What this task involves: Would you repeat the listing exactly but omit every picture?

Entries supplied:
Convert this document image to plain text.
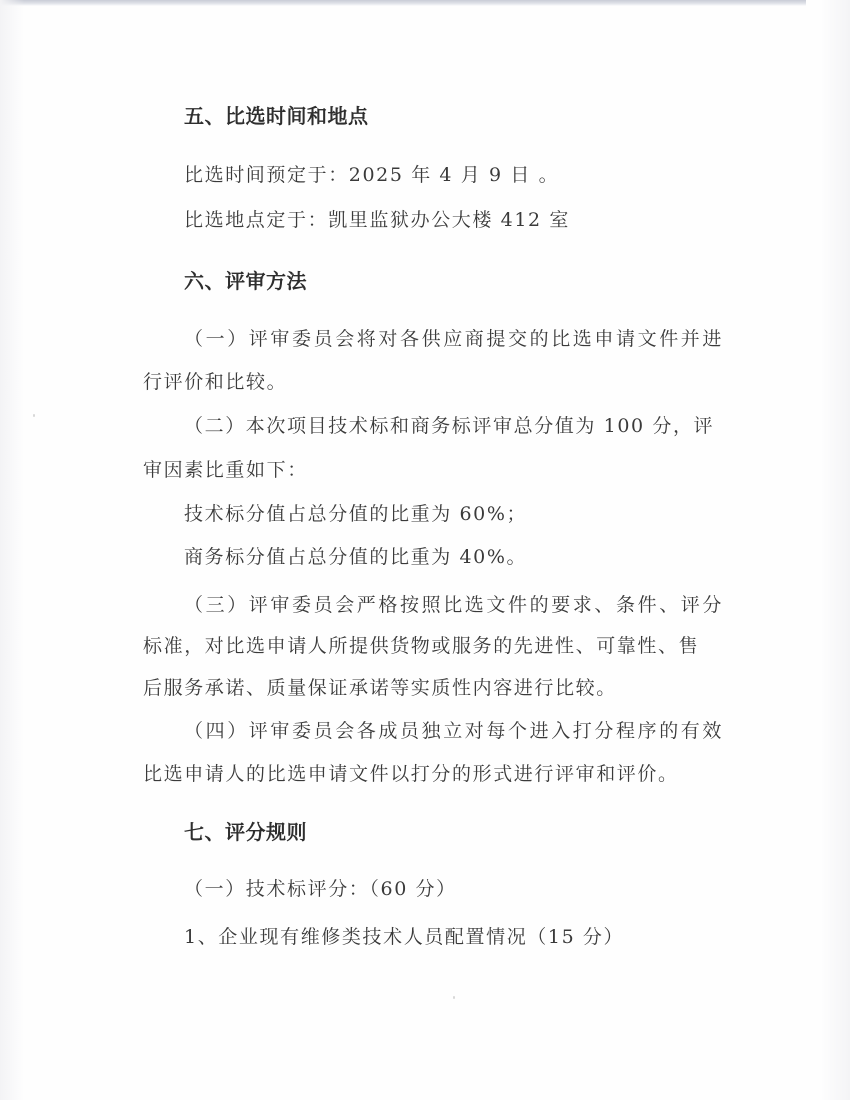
五、比选时间和地点
比选时间预定于：2025 年 4 月 9 日 。
比选地点定于：凯里监狱办公大楼 412 室
六、评审方法
（一）评审委员会将对各供应商提交的比选申请文件并进
行评价和比较。
（二）本次项目技术标和商务标评审总分值为 100 分，评
审因素比重如下：
技术标分值占总分值的比重为 60%；
商务标分值占总分值的比重为 40%。
（三）评审委员会严格按照比选文件的要求、条件、评分
标准，对比选申请人所提供货物或服务的先进性、可靠性、售
后服务承诺、质量保证承诺等实质性内容进行比较。
（四）评审委员会各成员独立对每个进入打分程序的有效
比选申请人的比选申请文件以打分的形式进行评审和评价。
七、评分规则
（一）技术标评分：（60 分）
1、企业现有维修类技术人员配置情况（15 分）
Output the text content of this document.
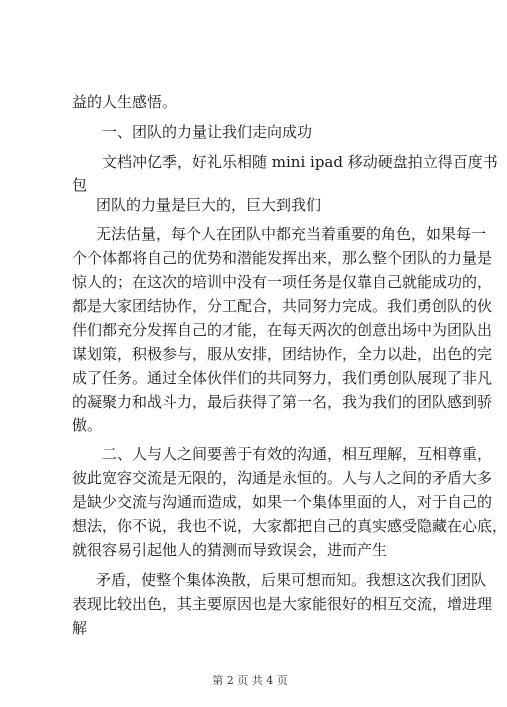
益的人生感悟。
一、团队的力量让我们走向成功
文档冲亿季，好礼乐相随 mini ipad 移动硬盘拍立得百度书
包
团队的力量是巨大的，巨大到我们
无法估量，每个人在团队中都充当着重要的角色，如果每一
个个体都将自己的优势和潜能发挥出来，那么整个团队的力量是
惊人的；在这次的培训中没有一项任务是仅靠自己就能成功的，
都是大家团结协作，分工配合，共同努力完成。我们勇创队的伙
伴们都充分发挥自己的才能，在每天两次的创意出场中为团队出
谋划策，积极参与，服从安排，团结协作，全力以赴，出色的完
成了任务。通过全体伙伴们的共同努力，我们勇创队展现了非凡
的凝聚力和战斗力，最后获得了第一名，我为我们的团队感到骄
傲。
二、人与人之间要善于有效的沟通，相互理解，互相尊重，
彼此宽容交流是无限的，沟通是永恒的。人与人之间的矛盾大多
是缺少交流与沟通而造成，如果一个集体里面的人，对于自己的
想法，你不说，我也不说，大家都把自己的真实感受隐藏在心底，
就很容易引起他人的猜测而导致误会，进而产生
矛盾，使整个集体涣散，后果可想而知。我想这次我们团队
表现比较出色，其主要原因也是大家能很好的相互交流，增进理
解
第 2 页 共 4 页
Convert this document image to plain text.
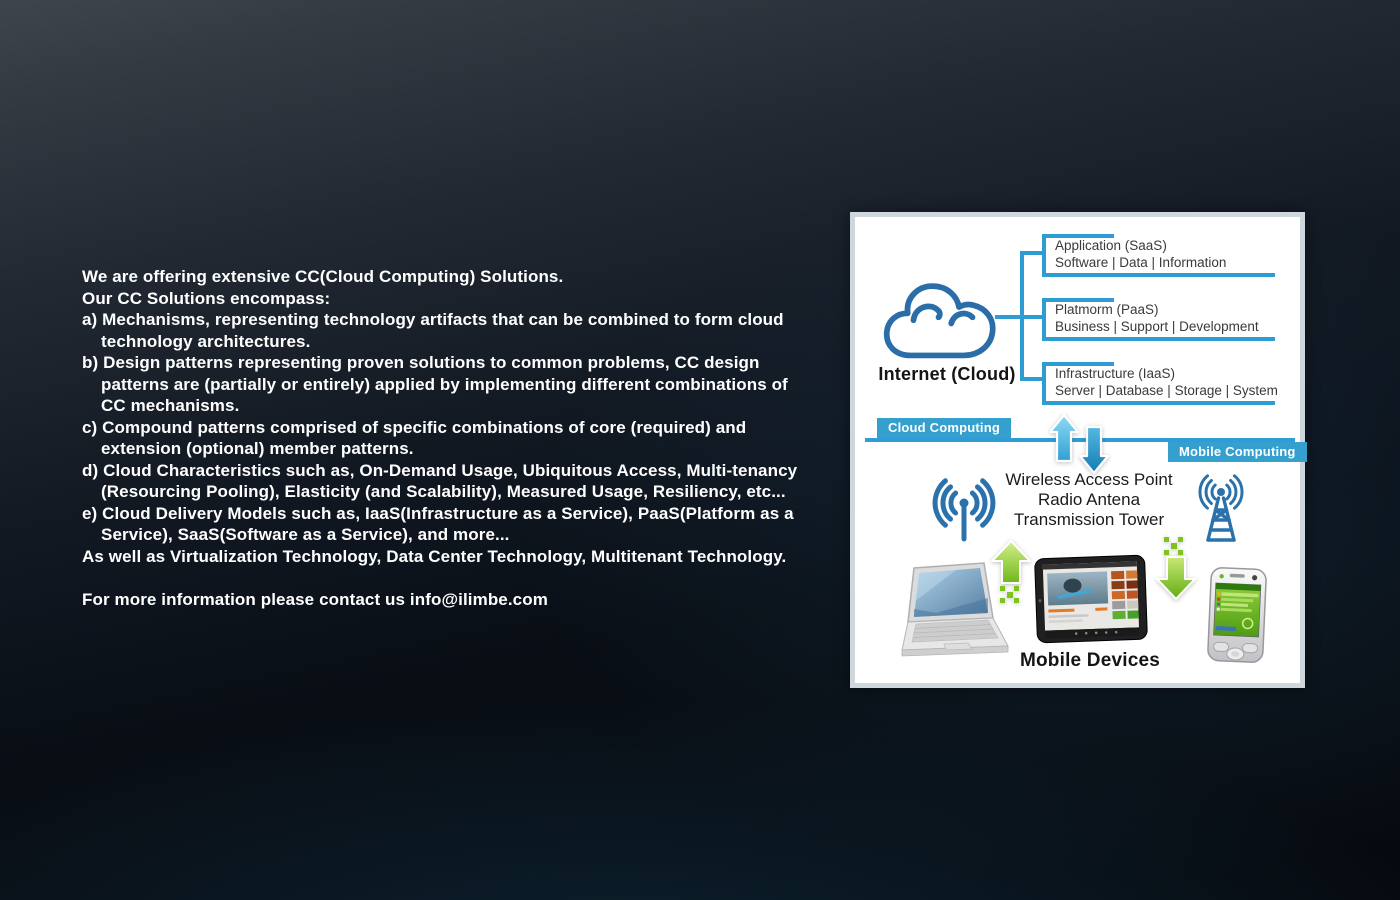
We are offering extensive CC(Cloud Computing) Solutions.
Our CC Solutions encompass:
a) Mechanisms, representing technology artifacts that can be combined to form cloud
technology architectures.
b) Design patterns representing proven solutions to common problems, CC design
patterns are (partially or entirely) applied by implementing different combinations of
CC mechanisms.
c) Compound patterns comprised of specific combinations of core (required) and
extension (optional) member patterns.
d) Cloud Characteristics such as, On-Demand Usage, Ubiquitous Access, Multi-tenancy
(Resourcing Pooling), Elasticity (and Scalability), Measured Usage, Resiliency, etc...
e) Cloud Delivery Models such as, IaaS(Infrastructure as a Service), PaaS(Platform as a
Service), SaaS(Software as a Service), and more...
As well as Virtualization Technology, Data Center Technology, Multitenant Technology.
For more information please contact us info@ilimbe.com
Internet (Cloud)
Application (SaaS)
Software | Data | Information
Platmorm (PaaS)
Business | Support | Development
Infrastructure (IaaS)
Server | Database | Storage | System
Cloud Computing
Mobile Computing
Wireless Access Point
Radio Antena
Transmission Tower
Mobile Devices
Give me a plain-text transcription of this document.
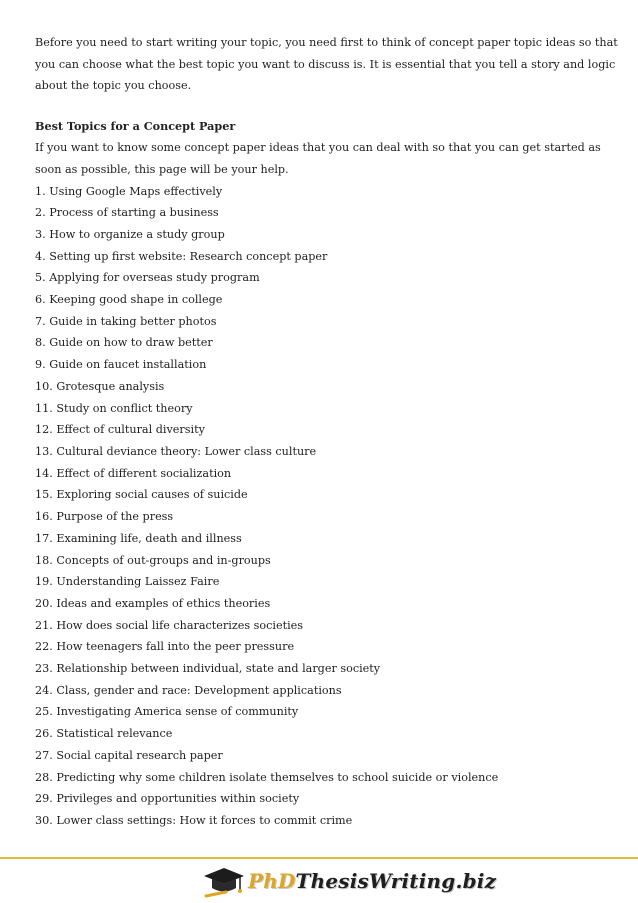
Before you need to start writing your topic, you need first to think of concept paper topic ideas so that you can choose what the best topic you want to discuss is. It is essential that you tell a story and logic about the topic you choose.

Best Topics for a Concept Paper

If you want to know some concept paper ideas that you can deal with so that you can get started as soon as possible, this page will be your help.

1. Using Google Maps effectively
2. Process of starting a business
3. How to organize a study group
4. Setting up first website: Research concept paper
5. Applying for overseas study program
6. Keeping good shape in college
7. Guide in taking better photos
8. Guide on how to draw better
9. Guide on faucet installation
10. Grotesque analysis
11. Study on conflict theory
12. Effect of cultural diversity
13. Cultural deviance theory: Lower class culture
14. Effect of different socialization
15. Exploring social causes of suicide
16. Purpose of the press
17. Examining life, death and illness
18. Concepts of out-groups and in-groups
19. Understanding Laissez Faire
20. Ideas and examples of ethics theories
21. How does social life characterizes societies
22. How teenagers fall into the peer pressure
23. Relationship between individual, state and larger society
24. Class, gender and race: Development applications
25. Investigating America sense of community
26. Statistical relevance
27. Social capital research paper
28. Predicting why some children isolate themselves to school suicide or violence
29. Privileges and opportunities within society
30. Lower class settings: How it forces to commit crime
PhDThesisWriting.biz
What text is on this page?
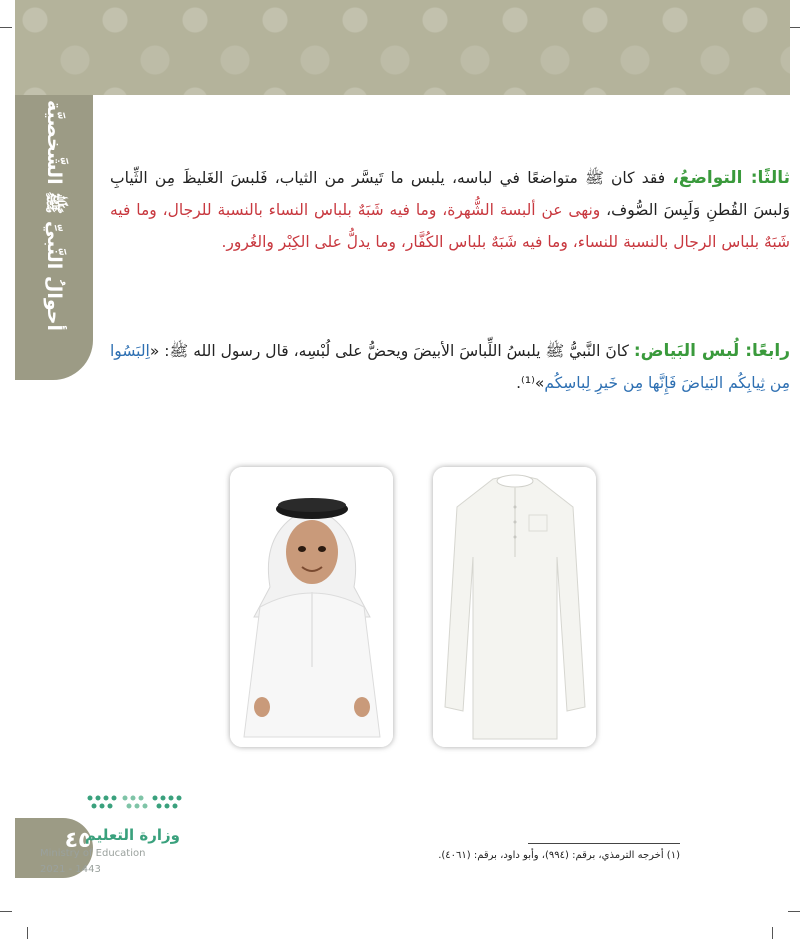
أحوالُ النَّبيِّ ﷺ الشَّخصيَّة	ثالثًا: التواضعُ، فقد كان ﷺ متواضعًا في لباسه، يلبس ما تَيسَّر من الثياب، فَلبسَ الغَليظَ مِن الثِّيابِ وَلبسَ القُطنِ وَلَبِسَ الصُّوف، ونهى عن ألبسة الشُّهرة، وما فيه شَبَهٌ بلباس النساء بالنسبة للرجال، وما فيه شَبَهٌ بلباس الرجال بالنسبة للنساء، وما فيه شَبَهٌ بلباس الكُفَّار، وما يدلُّ على الكِبْر والغُرور.
رابعًا: لُبس البَياض: كانَ النَّبيُّ ﷺ يلبسُ اللِّباسَ الأبيضَ ويحضُّ على لُبْسِه، قال رسول الله ﷺ: «اِلبَسُوا مِن ثِيابِكُم البَياضَ فَإِنَّها مِن خَيرِ لِباسِكُم»⁽¹⁾.
(١) أخرجه الترمذي، برقم: (٩٩٤)، وأبو داود، برقم: (٤٠٦١).
٤٥
وزارة التعليم
Ministry of Education
2021 - 1443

Output of the exercise:
Convert this document image to plain text.
五、比选时间和地点
比选时间预定于：2025 年 4 月 9 日 。
比选地点定于：凯里监狱办公大楼 412 室
六、评审方法
（一）评审委员会将对各供应商提交的比选申请文件并进
行评价和比较。
（二）本次项目技术标和商务标评审总分值为 100 分，评
审因素比重如下：
技术标分值占总分值的比重为 60%；
商务标分值占总分值的比重为 40%。
（三）评审委员会严格按照比选文件的要求、条件、评分
标准，对比选申请人所提供货物或服务的先进性、可靠性、售
后服务承诺、质量保证承诺等实质性内容进行比较。
（四）评审委员会各成员独立对每个进入打分程序的有效
比选申请人的比选申请文件以打分的形式进行评审和评价。
七、评分规则
（一）技术标评分：（60 分）
1、企业现有维修类技术人员配置情况（15 分）
Output the text content of this document.
益的人生感悟。
一、团队的力量让我们走向成功
文档冲亿季，好礼乐相随 mini ipad 移动硬盘拍立得百度书
包
团队的力量是巨大的，巨大到我们
无法估量，每个人在团队中都充当着重要的角色，如果每一
个个体都将自己的优势和潜能发挥出来，那么整个团队的力量是
惊人的；在这次的培训中没有一项任务是仅靠自己就能成功的，
都是大家团结协作，分工配合，共同努力完成。我们勇创队的伙
伴们都充分发挥自己的才能，在每天两次的创意出场中为团队出
谋划策，积极参与，服从安排，团结协作，全力以赴，出色的完
成了任务。通过全体伙伴们的共同努力，我们勇创队展现了非凡
的凝聚力和战斗力，最后获得了第一名，我为我们的团队感到骄
傲。
二、人与人之间要善于有效的沟通，相互理解，互相尊重，
彼此宽容交流是无限的，沟通是永恒的。人与人之间的矛盾大多
是缺少交流与沟通而造成，如果一个集体里面的人，对于自己的
想法，你不说，我也不说，大家都把自己的真实感受隐藏在心底，
就很容易引起他人的猜测而导致误会，进而产生
矛盾，使整个集体涣散，后果可想而知。我想这次我们团队
表现比较出色，其主要原因也是大家能很好的相互交流，增进理
解
第 2 页 共 4 页
Convert this document image to plain text.
We are offering extensive CC(Cloud Computing) Solutions.
Our CC Solutions encompass:
a) Mechanisms, representing technology artifacts that can be combined to form cloud
technology architectures.
b) Design patterns representing proven solutions to common problems, CC design
patterns are (partially or entirely) applied by implementing different combinations of
CC mechanisms.
c) Compound patterns comprised of specific combinations of core (required) and
extension (optional) member patterns.
d) Cloud Characteristics such as, On-Demand Usage, Ubiquitous Access, Multi-tenancy
(Resourcing Pooling), Elasticity (and Scalability), Measured Usage, Resiliency, etc...
e) Cloud Delivery Models such as, IaaS(Infrastructure as a Service), PaaS(Platform as a
Service), SaaS(Software as a Service), and more...
As well as Virtualization Technology, Data Center Technology, Multitenant Technology.
For more information please contact us info@ilimbe.com
Internet (Cloud)
Application (SaaS)
Software | Data | Information
Platmorm (PaaS)
Business | Support | Development
Infrastructure (IaaS)
Server | Database | Storage | System
Cloud Computing
Mobile Computing
Wireless Access Point
Radio Antena
Transmission Tower
Mobile Devices
Give me a plain-text transcription of this document.
Before you need to start writing your topic, you need first to think of concept paper topic ideas so that you can choose what the best topic you want to discuss is. It is essential that you tell a story and logic about the topic you choose.

Best Topics for a Concept Paper

If you want to know some concept paper ideas that you can deal with so that you can get started as soon as possible, this page will be your help.

1. Using Google Maps effectively
2. Process of starting a business
3. How to organize a study group
4. Setting up first website: Research concept paper
5. Applying for overseas study program
6. Keeping good shape in college
7. Guide in taking better photos
8. Guide on how to draw better
9. Guide on faucet installation
10. Grotesque analysis
11. Study on conflict theory
12. Effect of cultural diversity
13. Cultural deviance theory: Lower class culture
14. Effect of different socialization
15. Exploring social causes of suicide
16. Purpose of the press
17. Examining life, death and illness
18. Concepts of out-groups and in-groups
19. Understanding Laissez Faire
20. Ideas and examples of ethics theories
21. How does social life characterizes societies
22. How teenagers fall into the peer pressure
23. Relationship between individual, state and larger society
24. Class, gender and race: Development applications
25. Investigating America sense of community
26. Statistical relevance
27. Social capital research paper
28. Predicting why some children isolate themselves to school suicide or violence
29. Privileges and opportunities within society
30. Lower class settings: How it forces to commit crime
PhDThesisWriting.biz
What text is on this page?
أحوالُ النَّبيِّ ﷺ الشَّخصيَّة	ثالثًا: التواضعُ، فقد كان ﷺ متواضعًا في لباسه، يلبس ما تَيسَّر من الثياب، فَلبسَ الغَليظَ مِن الثِّيابِ وَلبسَ القُطنِ وَلَبِسَ الصُّوف، ونهى عن ألبسة الشُّهرة، وما فيه شَبَهٌ بلباس النساء بالنسبة للرجال، وما فيه شَبَهٌ بلباس الرجال بالنسبة للنساء، وما فيه شَبَهٌ بلباس الكُفَّار، وما يدلُّ على الكِبْر والغُرور.
رابعًا: لُبس البَياض: كانَ النَّبيُّ ﷺ يلبسُ اللِّباسَ الأبيضَ ويحضُّ على لُبْسِه، قال رسول الله ﷺ: «اِلبَسُوا مِن ثِيابِكُم البَياضَ فَإِنَّها مِن خَيرِ لِباسِكُم»⁽¹⁾.
(١) أخرجه الترمذي، برقم: (٩٩٤)، وأبو داود، برقم: (٤٠٦١).
٤٥
وزارة التعليم
Ministry of Education
2021 - 1443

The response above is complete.